- Work to do: In the data below, find every line that has the string "Anno", and copy it.

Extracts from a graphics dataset
------------------------
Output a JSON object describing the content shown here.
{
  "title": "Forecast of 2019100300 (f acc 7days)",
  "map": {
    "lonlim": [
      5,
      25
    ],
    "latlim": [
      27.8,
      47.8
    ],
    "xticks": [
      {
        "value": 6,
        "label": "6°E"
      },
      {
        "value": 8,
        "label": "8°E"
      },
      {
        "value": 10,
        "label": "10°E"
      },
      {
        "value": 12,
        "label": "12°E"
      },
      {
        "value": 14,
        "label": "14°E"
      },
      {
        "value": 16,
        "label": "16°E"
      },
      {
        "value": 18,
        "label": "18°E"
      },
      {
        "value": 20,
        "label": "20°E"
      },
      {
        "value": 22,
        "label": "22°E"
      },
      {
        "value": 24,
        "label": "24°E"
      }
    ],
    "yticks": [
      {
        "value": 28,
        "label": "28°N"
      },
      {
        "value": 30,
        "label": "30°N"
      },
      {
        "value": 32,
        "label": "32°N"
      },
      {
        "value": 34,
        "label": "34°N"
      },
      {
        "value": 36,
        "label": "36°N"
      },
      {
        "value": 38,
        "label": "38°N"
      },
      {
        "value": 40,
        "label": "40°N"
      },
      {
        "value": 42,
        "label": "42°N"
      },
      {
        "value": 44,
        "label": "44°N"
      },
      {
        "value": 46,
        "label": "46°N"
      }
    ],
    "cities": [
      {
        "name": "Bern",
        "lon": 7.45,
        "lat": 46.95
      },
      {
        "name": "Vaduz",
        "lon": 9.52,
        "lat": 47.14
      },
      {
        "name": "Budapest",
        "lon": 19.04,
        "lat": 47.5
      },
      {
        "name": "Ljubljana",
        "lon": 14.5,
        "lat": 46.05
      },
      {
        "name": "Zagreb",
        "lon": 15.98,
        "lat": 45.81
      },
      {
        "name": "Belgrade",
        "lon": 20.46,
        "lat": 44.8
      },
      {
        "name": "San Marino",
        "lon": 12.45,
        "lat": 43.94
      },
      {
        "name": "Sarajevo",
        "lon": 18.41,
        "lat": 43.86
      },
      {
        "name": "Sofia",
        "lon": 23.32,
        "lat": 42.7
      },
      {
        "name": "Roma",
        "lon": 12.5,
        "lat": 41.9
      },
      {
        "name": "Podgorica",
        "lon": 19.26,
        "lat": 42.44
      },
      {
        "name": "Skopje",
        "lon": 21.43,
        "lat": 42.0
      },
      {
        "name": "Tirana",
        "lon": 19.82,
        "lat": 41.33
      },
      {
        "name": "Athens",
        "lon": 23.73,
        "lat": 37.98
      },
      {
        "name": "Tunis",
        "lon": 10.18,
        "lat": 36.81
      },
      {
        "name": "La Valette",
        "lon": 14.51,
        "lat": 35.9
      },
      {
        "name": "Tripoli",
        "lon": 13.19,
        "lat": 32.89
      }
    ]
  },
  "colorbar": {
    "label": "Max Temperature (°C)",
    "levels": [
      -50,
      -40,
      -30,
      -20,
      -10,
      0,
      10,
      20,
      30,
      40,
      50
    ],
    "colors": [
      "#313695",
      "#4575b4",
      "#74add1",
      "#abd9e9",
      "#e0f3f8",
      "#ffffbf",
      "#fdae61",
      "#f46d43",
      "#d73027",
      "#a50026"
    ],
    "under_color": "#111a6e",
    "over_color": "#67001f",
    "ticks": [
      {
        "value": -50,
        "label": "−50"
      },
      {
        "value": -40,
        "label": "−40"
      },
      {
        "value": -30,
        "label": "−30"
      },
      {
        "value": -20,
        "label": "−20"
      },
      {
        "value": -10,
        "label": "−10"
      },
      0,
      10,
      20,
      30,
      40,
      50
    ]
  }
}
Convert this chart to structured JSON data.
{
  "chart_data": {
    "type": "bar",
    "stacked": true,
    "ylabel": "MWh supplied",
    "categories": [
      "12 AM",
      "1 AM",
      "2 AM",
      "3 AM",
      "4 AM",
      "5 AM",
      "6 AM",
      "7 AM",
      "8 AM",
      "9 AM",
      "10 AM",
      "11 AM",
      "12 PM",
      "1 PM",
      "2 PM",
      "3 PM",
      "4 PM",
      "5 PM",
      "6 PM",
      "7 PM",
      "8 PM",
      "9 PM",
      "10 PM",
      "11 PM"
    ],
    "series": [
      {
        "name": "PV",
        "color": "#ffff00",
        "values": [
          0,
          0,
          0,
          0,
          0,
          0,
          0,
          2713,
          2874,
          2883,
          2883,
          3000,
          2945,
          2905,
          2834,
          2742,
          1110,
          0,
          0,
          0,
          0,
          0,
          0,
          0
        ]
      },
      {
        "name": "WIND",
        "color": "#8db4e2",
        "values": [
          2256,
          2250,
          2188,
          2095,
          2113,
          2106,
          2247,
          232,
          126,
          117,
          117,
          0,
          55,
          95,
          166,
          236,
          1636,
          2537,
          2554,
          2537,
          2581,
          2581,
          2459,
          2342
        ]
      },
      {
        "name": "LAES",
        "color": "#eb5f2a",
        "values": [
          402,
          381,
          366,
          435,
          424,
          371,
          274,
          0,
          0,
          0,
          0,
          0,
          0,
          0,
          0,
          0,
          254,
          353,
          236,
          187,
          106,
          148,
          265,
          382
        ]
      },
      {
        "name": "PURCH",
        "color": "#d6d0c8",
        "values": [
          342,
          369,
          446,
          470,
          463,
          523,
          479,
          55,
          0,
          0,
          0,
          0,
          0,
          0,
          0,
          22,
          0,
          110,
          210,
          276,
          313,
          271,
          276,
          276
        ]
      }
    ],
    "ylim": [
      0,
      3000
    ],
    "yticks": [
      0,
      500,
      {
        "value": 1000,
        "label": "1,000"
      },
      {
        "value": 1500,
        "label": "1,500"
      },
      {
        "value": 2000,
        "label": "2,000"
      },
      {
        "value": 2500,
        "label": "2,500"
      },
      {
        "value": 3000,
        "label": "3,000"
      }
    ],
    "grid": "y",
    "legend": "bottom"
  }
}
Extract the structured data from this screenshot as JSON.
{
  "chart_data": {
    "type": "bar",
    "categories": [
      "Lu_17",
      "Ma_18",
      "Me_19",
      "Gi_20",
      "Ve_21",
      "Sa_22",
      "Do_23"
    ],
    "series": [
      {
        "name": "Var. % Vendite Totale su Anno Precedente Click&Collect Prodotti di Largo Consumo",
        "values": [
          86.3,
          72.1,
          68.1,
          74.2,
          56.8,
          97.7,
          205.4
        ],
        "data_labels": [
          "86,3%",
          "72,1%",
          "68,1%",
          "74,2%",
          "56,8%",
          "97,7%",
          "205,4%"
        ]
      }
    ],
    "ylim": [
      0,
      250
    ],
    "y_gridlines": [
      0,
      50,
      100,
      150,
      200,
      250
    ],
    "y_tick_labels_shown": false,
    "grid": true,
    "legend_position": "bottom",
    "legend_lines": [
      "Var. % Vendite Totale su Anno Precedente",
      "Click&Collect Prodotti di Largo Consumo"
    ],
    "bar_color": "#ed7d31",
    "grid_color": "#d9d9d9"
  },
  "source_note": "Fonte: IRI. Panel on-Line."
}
------------------------
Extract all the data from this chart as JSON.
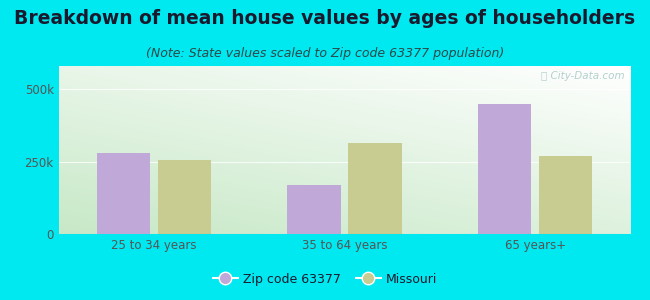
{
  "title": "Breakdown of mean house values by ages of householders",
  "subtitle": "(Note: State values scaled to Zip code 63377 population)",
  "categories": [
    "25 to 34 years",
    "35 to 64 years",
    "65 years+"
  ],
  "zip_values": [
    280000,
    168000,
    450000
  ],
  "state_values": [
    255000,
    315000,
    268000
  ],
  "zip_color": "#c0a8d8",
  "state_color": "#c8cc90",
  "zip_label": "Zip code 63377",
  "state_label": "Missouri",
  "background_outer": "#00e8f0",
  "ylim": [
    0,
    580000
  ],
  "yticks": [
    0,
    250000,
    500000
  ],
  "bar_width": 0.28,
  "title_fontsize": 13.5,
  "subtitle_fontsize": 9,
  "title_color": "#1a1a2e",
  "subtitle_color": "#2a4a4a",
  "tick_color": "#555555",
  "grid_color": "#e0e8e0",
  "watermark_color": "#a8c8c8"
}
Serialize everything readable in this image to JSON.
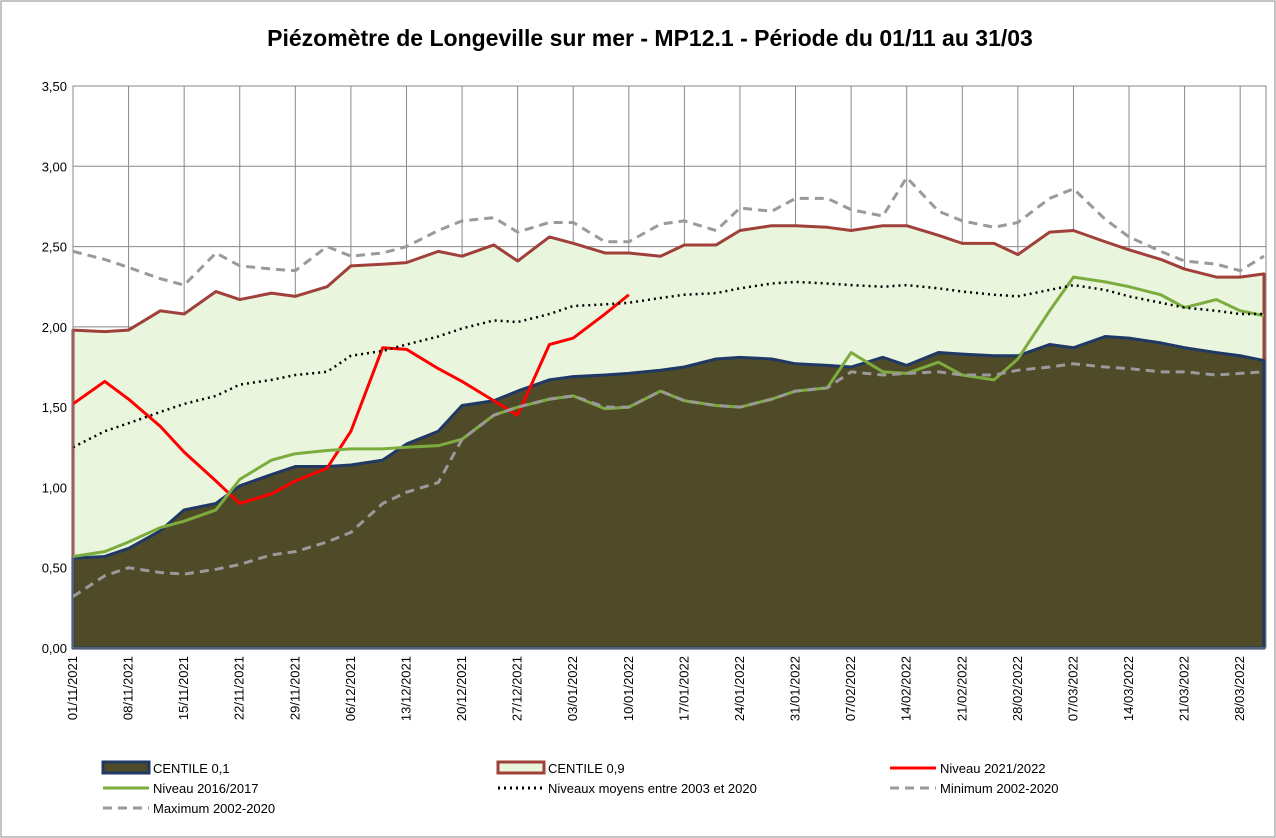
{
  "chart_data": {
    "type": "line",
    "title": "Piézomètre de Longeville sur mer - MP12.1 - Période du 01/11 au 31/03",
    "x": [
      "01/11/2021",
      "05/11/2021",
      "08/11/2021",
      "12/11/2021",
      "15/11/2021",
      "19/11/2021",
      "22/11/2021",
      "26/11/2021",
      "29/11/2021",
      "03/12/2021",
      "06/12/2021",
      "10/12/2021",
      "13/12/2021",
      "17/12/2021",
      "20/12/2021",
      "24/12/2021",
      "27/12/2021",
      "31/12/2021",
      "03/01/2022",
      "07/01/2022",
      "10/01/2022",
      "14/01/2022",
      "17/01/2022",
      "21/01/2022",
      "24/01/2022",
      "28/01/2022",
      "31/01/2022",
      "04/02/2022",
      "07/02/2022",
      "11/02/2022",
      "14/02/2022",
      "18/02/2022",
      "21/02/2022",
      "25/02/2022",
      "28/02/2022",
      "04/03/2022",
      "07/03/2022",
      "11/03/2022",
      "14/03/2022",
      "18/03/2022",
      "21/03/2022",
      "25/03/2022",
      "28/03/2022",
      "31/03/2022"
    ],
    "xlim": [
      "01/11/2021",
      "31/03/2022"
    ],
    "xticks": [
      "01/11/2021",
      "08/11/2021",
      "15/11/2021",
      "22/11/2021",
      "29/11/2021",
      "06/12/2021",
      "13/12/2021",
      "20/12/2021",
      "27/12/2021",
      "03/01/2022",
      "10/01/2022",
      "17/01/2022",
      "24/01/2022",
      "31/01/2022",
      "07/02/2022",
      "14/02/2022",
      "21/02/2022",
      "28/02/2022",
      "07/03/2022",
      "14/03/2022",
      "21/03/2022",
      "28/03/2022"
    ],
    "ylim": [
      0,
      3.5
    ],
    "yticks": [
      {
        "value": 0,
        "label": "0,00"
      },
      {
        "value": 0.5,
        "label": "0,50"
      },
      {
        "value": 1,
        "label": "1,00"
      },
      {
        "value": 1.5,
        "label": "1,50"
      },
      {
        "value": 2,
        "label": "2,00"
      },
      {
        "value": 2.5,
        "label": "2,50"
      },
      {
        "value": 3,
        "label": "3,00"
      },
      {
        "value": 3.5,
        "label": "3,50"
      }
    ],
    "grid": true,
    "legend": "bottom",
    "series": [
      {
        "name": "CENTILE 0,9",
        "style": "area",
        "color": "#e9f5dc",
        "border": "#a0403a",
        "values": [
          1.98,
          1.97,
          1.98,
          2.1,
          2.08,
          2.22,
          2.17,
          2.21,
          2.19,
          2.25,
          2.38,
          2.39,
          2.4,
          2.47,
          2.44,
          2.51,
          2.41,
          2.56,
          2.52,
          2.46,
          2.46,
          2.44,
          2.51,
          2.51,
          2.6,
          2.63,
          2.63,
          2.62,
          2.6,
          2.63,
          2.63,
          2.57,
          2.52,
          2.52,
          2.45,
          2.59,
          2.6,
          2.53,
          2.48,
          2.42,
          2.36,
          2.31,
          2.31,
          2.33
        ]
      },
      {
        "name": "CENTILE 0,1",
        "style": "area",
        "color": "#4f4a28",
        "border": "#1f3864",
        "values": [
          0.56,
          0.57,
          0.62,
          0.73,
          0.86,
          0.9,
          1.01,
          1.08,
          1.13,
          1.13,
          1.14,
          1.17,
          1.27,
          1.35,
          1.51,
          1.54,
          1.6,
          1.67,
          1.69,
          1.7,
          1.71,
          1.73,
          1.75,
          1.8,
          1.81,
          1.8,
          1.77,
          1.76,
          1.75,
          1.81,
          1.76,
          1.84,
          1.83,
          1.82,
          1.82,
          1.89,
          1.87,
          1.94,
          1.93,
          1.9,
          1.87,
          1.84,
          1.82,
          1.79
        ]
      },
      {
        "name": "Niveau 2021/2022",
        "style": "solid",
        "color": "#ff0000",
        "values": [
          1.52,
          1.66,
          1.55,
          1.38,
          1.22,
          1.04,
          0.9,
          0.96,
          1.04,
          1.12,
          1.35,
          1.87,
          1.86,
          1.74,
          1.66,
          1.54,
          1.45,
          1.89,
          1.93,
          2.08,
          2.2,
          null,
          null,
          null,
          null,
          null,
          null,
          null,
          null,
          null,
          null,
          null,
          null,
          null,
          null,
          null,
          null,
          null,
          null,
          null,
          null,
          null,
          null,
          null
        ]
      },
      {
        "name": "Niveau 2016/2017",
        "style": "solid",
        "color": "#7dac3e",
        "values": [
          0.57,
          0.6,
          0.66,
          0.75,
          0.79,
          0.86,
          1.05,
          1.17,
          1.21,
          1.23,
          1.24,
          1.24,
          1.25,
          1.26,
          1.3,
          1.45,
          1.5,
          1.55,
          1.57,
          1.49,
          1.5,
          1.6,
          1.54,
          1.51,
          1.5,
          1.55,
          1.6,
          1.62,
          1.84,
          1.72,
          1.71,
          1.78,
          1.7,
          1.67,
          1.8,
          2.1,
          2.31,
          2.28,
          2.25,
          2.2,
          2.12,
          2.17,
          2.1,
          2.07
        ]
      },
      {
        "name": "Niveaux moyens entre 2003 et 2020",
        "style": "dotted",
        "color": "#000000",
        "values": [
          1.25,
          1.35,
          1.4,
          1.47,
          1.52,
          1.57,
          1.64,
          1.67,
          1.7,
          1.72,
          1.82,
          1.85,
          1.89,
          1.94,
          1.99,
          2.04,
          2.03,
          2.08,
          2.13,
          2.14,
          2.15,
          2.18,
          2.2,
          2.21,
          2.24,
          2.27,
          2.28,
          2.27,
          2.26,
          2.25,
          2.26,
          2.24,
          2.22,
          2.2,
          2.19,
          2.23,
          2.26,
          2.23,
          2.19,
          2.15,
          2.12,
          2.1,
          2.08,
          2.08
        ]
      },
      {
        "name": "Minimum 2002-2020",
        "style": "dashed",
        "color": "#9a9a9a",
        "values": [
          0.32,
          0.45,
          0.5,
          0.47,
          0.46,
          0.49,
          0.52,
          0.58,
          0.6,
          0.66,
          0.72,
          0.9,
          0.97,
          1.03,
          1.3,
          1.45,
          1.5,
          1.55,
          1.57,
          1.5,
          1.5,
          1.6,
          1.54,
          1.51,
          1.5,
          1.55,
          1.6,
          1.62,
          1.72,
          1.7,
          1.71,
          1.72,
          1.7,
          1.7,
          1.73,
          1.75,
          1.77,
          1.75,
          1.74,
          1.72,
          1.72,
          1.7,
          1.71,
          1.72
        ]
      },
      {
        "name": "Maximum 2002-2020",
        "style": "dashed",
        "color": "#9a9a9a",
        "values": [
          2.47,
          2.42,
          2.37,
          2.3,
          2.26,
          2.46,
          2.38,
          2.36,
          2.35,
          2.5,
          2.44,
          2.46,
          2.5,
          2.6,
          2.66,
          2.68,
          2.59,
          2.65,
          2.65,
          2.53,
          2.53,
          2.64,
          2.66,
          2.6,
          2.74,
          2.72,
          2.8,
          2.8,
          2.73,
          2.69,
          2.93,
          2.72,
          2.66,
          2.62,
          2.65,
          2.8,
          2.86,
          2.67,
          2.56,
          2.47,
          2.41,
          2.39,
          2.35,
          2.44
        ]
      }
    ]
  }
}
------------------------
- Full response:
        "name": "Var. % Vendite Totale su Anno Precedente Click&Collect Prodotti di Largo Consumo",
      "Var. % Vendite Totale su Anno Precedente",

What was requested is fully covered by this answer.